::: Supplied entries
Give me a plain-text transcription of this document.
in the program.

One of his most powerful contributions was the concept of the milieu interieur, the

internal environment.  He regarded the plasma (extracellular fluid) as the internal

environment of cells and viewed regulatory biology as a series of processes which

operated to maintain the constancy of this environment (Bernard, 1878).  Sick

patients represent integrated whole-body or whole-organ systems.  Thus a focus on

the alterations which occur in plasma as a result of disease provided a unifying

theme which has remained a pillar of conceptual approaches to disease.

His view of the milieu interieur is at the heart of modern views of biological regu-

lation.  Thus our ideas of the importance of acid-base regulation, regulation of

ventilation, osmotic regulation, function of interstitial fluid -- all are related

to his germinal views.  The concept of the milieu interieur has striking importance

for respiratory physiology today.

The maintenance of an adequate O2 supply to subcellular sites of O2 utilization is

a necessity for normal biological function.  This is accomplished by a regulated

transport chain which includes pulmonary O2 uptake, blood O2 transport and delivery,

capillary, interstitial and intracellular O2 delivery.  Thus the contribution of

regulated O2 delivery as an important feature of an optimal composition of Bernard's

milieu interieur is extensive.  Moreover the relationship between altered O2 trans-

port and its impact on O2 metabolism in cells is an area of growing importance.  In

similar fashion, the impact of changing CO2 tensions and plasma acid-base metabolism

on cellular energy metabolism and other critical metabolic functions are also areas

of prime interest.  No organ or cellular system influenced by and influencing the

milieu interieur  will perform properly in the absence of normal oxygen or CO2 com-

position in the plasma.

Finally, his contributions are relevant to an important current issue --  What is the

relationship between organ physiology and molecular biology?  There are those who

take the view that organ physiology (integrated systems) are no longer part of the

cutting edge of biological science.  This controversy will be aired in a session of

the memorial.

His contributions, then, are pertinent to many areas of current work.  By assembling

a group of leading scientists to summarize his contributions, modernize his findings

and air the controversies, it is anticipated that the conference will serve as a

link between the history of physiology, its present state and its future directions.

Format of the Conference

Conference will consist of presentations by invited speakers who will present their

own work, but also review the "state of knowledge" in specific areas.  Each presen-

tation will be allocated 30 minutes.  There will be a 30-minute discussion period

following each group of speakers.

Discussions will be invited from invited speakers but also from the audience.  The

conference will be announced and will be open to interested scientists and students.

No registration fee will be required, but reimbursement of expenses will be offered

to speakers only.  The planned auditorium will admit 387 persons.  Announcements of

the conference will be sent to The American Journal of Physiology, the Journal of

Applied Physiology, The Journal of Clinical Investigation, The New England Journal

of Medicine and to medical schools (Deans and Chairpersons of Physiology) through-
::::::
::: Supplied entries
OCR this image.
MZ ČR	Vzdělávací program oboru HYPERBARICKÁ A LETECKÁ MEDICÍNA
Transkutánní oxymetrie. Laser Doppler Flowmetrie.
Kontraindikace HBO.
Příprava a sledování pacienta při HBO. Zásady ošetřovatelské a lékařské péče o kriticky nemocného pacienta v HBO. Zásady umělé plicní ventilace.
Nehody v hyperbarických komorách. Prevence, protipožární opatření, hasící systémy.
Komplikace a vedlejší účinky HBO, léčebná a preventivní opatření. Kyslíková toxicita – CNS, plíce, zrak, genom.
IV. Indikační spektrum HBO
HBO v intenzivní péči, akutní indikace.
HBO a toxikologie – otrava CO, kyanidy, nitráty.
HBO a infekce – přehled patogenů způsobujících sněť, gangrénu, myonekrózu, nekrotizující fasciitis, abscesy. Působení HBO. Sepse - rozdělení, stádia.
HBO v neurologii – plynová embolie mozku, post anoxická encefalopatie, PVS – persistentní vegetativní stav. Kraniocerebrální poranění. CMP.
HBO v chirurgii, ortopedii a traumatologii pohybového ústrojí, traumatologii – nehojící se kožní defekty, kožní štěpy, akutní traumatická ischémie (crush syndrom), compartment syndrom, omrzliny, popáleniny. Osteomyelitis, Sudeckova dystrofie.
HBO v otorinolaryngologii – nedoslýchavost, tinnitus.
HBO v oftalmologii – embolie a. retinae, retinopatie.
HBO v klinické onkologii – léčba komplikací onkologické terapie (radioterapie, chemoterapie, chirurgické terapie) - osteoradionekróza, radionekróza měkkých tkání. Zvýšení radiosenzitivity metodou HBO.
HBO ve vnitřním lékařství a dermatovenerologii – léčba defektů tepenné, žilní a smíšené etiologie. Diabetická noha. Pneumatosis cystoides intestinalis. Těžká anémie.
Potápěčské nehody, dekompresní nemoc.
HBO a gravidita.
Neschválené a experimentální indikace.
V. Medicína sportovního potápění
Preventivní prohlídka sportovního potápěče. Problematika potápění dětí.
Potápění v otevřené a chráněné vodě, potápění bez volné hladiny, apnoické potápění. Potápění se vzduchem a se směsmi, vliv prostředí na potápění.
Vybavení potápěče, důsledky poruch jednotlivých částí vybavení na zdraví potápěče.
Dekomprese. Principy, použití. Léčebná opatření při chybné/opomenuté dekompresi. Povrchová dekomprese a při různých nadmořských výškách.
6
::::::
::: Supplied entries
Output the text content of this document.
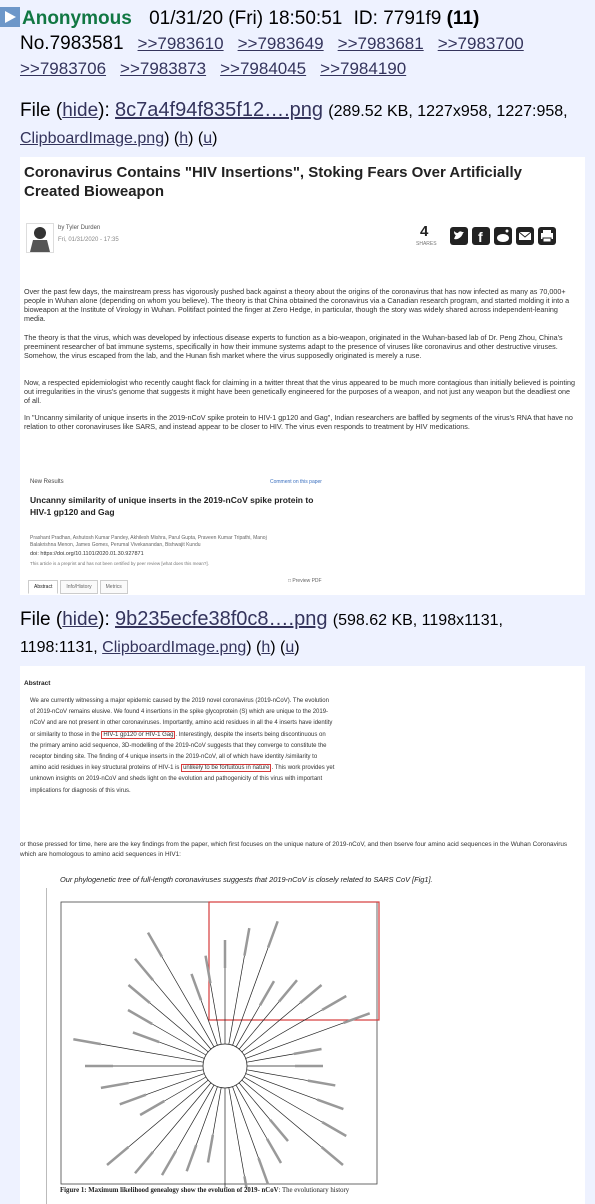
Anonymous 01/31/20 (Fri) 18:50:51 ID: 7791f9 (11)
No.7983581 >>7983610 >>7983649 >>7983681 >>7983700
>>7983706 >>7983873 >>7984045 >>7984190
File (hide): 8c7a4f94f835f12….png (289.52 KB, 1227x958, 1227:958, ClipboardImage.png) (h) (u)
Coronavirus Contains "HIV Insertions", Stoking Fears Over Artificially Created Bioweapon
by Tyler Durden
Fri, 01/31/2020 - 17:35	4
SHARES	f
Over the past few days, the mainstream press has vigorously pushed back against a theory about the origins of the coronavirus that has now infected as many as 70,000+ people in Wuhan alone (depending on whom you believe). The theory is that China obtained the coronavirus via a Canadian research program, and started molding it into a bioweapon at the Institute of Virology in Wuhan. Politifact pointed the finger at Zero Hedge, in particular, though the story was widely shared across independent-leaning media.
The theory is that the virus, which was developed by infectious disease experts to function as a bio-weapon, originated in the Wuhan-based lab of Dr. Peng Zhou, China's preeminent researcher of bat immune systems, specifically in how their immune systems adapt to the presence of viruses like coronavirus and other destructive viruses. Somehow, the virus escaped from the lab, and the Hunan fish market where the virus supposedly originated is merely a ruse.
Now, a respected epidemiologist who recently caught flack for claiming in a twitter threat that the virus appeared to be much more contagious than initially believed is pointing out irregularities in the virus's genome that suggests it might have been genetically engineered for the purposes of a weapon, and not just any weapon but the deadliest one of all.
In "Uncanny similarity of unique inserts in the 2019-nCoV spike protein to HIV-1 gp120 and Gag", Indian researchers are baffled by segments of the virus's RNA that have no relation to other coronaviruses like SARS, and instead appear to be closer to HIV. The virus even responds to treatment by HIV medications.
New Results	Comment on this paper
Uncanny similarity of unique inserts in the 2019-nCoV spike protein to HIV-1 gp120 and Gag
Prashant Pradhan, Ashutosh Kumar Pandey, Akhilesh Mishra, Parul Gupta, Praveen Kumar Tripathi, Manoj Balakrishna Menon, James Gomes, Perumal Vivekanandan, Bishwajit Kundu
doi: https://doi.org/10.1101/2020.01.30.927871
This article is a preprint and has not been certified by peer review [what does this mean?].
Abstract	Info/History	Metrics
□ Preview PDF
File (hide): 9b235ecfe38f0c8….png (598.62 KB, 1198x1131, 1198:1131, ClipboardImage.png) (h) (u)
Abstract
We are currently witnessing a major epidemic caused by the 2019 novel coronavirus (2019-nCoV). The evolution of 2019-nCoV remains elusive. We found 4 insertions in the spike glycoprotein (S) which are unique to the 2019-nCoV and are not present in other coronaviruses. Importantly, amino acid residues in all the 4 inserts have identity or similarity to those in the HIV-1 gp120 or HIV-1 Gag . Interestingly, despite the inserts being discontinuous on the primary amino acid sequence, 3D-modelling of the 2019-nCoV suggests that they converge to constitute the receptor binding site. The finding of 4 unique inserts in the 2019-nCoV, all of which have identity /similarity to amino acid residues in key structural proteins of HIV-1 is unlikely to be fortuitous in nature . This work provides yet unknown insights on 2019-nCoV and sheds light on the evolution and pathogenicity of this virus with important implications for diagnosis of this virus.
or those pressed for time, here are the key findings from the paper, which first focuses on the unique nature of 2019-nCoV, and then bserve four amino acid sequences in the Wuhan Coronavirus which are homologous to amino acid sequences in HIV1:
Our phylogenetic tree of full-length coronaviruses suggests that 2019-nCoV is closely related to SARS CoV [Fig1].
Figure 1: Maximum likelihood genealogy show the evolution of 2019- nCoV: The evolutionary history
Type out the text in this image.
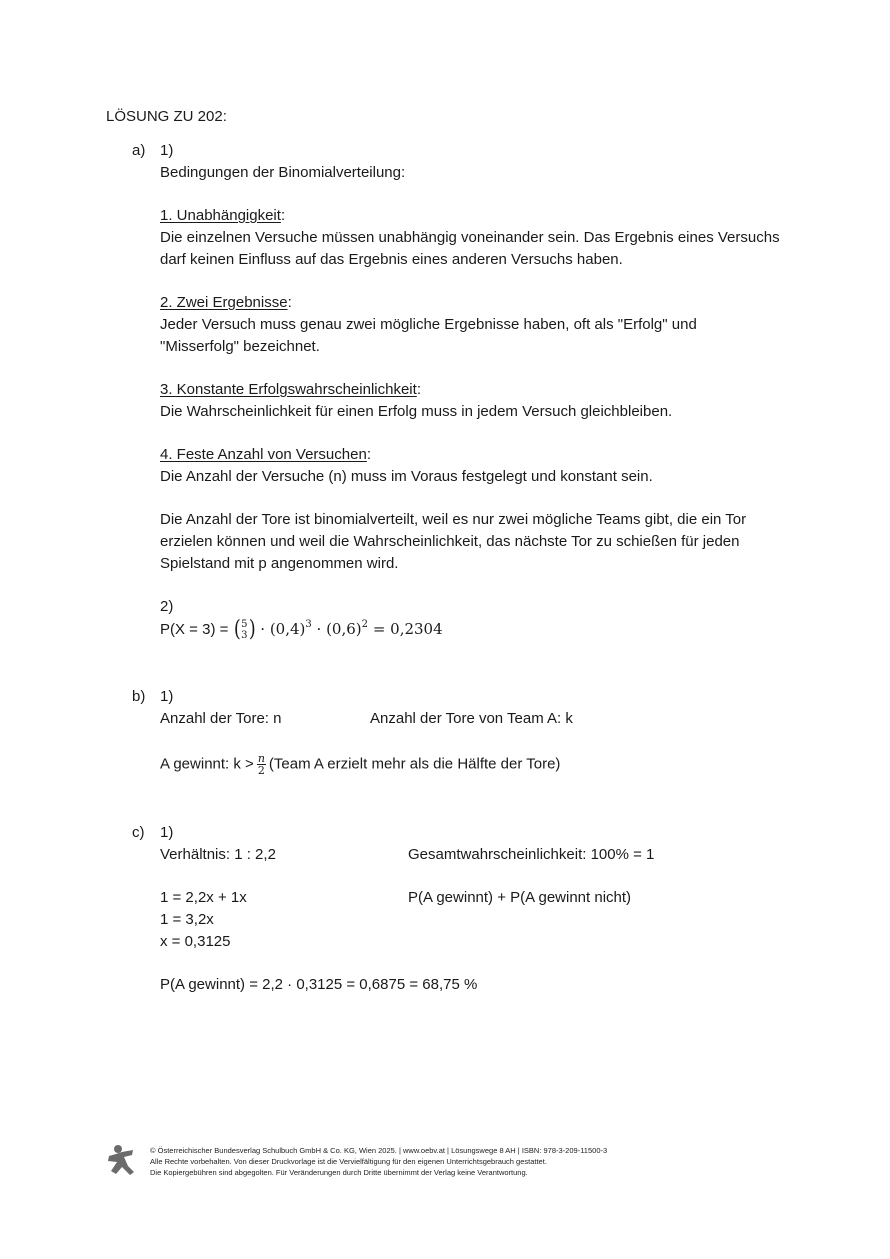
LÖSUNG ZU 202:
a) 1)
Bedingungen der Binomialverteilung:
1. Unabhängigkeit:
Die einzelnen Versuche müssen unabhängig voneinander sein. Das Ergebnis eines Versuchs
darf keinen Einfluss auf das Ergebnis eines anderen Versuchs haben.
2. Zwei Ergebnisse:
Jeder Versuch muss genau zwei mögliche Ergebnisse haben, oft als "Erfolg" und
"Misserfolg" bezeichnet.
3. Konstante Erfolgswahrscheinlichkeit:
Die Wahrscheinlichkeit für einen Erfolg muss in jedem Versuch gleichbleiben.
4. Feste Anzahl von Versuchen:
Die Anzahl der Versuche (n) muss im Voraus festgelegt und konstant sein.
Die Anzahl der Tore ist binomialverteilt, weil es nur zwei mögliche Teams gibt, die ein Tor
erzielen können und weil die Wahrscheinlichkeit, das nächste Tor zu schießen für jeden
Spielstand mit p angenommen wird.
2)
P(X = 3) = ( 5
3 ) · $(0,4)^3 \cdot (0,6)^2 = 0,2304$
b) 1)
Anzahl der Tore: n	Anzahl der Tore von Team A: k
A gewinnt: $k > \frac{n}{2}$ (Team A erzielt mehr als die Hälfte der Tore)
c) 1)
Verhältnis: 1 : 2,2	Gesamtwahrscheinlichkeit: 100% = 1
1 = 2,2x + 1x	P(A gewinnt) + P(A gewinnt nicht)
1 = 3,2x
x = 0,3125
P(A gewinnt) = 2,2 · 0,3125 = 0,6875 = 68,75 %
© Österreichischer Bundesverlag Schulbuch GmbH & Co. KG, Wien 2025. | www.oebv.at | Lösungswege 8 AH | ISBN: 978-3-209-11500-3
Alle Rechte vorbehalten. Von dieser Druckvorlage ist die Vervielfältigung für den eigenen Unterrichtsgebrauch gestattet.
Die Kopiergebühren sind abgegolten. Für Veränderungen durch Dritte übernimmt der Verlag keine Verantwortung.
::::::
[What is being asked]: Which lines above include the word "speakers"? Return each one.

[Answer box]:
Conference will consist of presentations by invited speakers who will present their
following each group of speakers.
Discussions will be invited from invited speakers but also from the audience.  The
to speakers only.  The planned auditorium will admit 387 persons.  Announcements of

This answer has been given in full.